#### DOCUMENT PASSAGE
By Jenny McCoy — Pastry & Baking Arts Chef-Instructor

A small slice of my career as a pastry chef has been dedicated to introducing bakers to the flavor combination of pumpkin and chocolate. Some of you may have already tasted the duo — if you are one of those people, congratulations and please consider adding some chocolate chips to your Thanksgiving pumpkin pie. However, if you have not had the experience of chocolate and pumpkin combined, stop your holiday baking plans now and redirect your attention to this post immediately. Your Thanksgiving is about to get so much better.

pumpkin bars

Roasted pumpkin, whether made from scratch or canned, has a slightly sweet and very earthy flavor. If you mix this quintessential fall flavor with chocolate, which can either emphasize or contrast the flavor of pumpkin, something magical happens. When I’m interested in a strong contrast of flavor, I pair pumpkin with dark chocolate, which has an intense flavor and a bitter quality that juxtaposes nicely with the sweet, mellow flavor of pumpkin. When I prefer to accentuate the sweetness of pumpkin and make it the star in my baking, I combine it with milk chocolate because together they both highlight their sweetness and milder flavors. (Pro tip: Play around in the kitchen with both combinations to see which you like best.)

In the case of my recipe for Pumpkin Nutella Bars, I’ve taken chocolate and pumpkin one step further in the direction of deliciousness by adding Nutella. While Nutella is made with cocoa powder (which is dark and bitter), it is also mixed with a fair amount of sugar and milk, so it really has a flavor profile closer to milk chocolate. And the addition of roasted hazelnuts cannot be beat.

I can’t wait to hear what you think of these Pumpkin Nutella Bars, and be sure to share any other fun pumpkin and chocolate baking ideas you have this holiday season!

pumpkin nutella barsPumpkin Nutella Bars
Servings: makes 16 servings

Ingredients:

Pumpkin Bar Batter

Nonstick cooking spray
2 ¼ cups unbleached all-purpose flour
1 teaspoon baking soda
1 teaspoon salt
1 teaspoon ground cinnamon
½ teaspoon ground nutmeg
½ teaspoon ground ginger
¼ teaspoon ground cloves
¼ teaspoon ground allspice
1 stick unsalted butter, softened
¾ cup dark brown sugar
½ cup granulated sugar
1 teaspoon pure vanilla extract
1 egg
¾ cup pumpkin puree

For the filling

1 jar (13 ounces) Nutella

Pumpkin Seed Streusel Topping:

2 cups unbleached all-purpose flour
½ cup pumpkin seeds
½ cup granulated sugar
½ cup light brown sugar
½ teaspoon salt
1 teaspoon ground cinnamon
½ teaspoon ground nutmeg
½ teaspoon ground ginger
¼ teaspoon ground cloves
¼ teaspoon ground allspice
1 ½ sticks unsalted butter, melted

Preparation:

First, make and bake the Pumpkin Bar Batter

  • Position a rack in the center of the oven and preheat to 350°F. Lightly coat a 9”x13” baking pan with nonstick cooking spray. In a bowl, stir the flour, baking soda, salt and spices, and set aside.
########
### TO-DO LIST
1. Answer these questions about the pumpkin and chocolate post:
(a) Which chocolate is paired with pumpkin when a strong contrast of flavor is wanted?
(b) How many servings does the Pumpkin Nutella Bars recipe make?
(c) To what temperature should the oven be preheated?
2. Write out the passage of the pumpkin and chocolate post starting at "In the case" and ending at "cannot be beat.".
The items that follow bear no relation to the pumpkin and chocolate post above.
#### PROVIDED DATA
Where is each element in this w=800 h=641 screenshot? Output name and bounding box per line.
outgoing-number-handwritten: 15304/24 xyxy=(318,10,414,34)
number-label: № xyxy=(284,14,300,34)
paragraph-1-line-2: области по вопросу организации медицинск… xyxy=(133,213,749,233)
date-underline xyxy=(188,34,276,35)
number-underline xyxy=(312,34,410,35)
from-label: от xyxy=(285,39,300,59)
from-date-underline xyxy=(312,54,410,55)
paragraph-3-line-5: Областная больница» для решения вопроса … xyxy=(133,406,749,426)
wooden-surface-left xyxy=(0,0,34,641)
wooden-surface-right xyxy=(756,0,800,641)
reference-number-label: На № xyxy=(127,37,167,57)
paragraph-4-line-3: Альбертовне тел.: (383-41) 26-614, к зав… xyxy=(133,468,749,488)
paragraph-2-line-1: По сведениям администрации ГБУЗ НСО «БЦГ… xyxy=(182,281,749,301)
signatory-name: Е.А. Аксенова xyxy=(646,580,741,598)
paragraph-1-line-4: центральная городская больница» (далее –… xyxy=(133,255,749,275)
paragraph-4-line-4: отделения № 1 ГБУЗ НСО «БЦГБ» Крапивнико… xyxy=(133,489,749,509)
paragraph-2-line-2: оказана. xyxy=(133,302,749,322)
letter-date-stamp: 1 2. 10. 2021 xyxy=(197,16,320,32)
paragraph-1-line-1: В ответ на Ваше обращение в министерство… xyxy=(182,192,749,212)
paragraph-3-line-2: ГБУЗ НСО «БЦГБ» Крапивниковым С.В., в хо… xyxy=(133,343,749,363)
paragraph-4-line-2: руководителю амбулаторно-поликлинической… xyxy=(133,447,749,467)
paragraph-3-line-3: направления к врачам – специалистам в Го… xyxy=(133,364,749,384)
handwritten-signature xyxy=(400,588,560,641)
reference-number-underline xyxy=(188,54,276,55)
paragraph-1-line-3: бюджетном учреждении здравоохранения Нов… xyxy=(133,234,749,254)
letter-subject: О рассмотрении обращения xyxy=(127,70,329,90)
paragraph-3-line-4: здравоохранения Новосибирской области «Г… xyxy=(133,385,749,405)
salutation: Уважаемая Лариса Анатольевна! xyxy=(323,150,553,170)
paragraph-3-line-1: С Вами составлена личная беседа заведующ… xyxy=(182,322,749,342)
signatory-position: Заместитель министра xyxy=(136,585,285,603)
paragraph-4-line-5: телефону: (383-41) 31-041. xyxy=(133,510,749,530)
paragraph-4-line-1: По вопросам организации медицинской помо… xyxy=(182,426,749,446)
########
#### PROVIDED DATA
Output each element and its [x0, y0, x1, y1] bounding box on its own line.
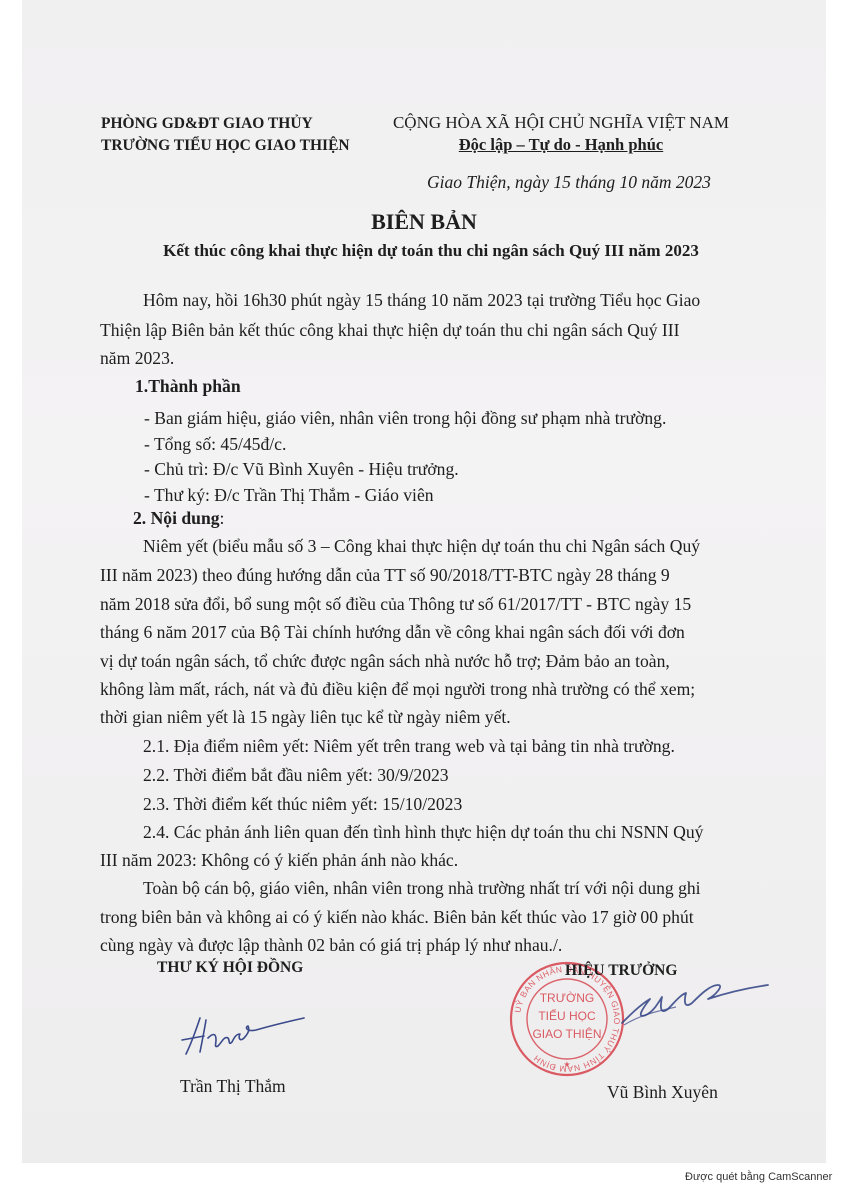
########
#### PROVIDED DATA
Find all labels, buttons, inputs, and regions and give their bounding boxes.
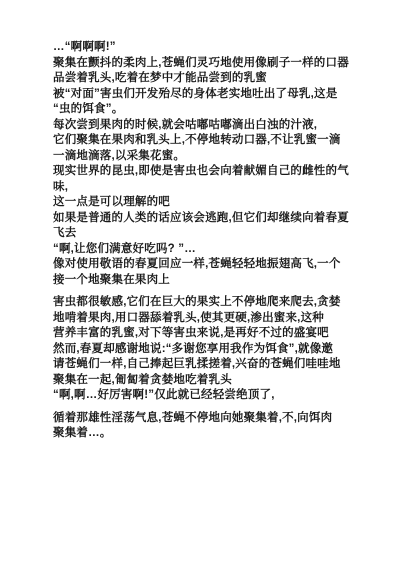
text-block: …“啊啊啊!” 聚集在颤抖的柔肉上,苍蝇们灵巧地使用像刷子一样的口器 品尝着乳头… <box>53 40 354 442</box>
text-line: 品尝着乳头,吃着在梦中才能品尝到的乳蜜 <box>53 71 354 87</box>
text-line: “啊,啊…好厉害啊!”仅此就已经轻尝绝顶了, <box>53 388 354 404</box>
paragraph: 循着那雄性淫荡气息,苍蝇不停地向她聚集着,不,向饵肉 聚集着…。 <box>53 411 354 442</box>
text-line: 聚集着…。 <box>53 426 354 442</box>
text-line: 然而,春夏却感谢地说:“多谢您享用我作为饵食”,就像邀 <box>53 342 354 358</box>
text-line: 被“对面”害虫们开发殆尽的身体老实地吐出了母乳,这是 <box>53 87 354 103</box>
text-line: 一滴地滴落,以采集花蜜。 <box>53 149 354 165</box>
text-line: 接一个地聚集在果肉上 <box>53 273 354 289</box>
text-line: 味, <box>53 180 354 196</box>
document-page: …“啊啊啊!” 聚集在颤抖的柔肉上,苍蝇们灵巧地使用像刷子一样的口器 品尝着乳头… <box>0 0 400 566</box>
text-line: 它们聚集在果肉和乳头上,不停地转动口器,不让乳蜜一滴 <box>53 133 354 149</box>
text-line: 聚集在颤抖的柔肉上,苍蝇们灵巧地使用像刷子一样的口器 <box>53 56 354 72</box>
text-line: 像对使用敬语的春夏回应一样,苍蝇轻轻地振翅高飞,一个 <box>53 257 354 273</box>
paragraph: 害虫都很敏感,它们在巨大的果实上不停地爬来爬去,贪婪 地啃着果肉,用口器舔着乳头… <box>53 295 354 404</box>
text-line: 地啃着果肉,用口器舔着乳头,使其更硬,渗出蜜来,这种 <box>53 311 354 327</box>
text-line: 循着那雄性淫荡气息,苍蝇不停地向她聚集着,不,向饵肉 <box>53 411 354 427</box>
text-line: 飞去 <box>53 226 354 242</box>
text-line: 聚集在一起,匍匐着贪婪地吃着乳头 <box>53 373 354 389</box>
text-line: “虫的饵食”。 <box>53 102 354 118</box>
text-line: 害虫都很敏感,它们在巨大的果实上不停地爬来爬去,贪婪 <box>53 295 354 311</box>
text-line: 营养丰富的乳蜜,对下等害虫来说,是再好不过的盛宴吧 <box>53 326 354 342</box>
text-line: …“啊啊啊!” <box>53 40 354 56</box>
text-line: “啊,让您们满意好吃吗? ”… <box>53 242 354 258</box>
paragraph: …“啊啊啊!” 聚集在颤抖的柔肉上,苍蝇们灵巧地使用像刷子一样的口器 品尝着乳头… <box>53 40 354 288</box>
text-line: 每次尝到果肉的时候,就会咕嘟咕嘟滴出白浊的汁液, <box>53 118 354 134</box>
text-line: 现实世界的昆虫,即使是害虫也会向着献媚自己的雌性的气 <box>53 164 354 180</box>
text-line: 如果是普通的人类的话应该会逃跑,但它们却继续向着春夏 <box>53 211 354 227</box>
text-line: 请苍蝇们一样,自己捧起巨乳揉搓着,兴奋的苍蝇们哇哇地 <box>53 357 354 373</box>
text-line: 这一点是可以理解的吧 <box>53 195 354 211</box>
########
### ANSWERS TO THE PROBLEMS
1.
(a) Dark chocolate
(b) 16 servings
(c) 350°F

2.
In the case of my recipe for Pumpkin Nutella Bars, I’ve taken chocolate and pumpkin one step further in the direction of deliciousness by adding Nutella. While Nutella is made with cocoa powder (which is dark and bitter), it is also mixed with a fair amount of sugar and milk, so it really has a flavor profile closer to milk chocolate. And the addition of roasted hazelnuts cannot be beat.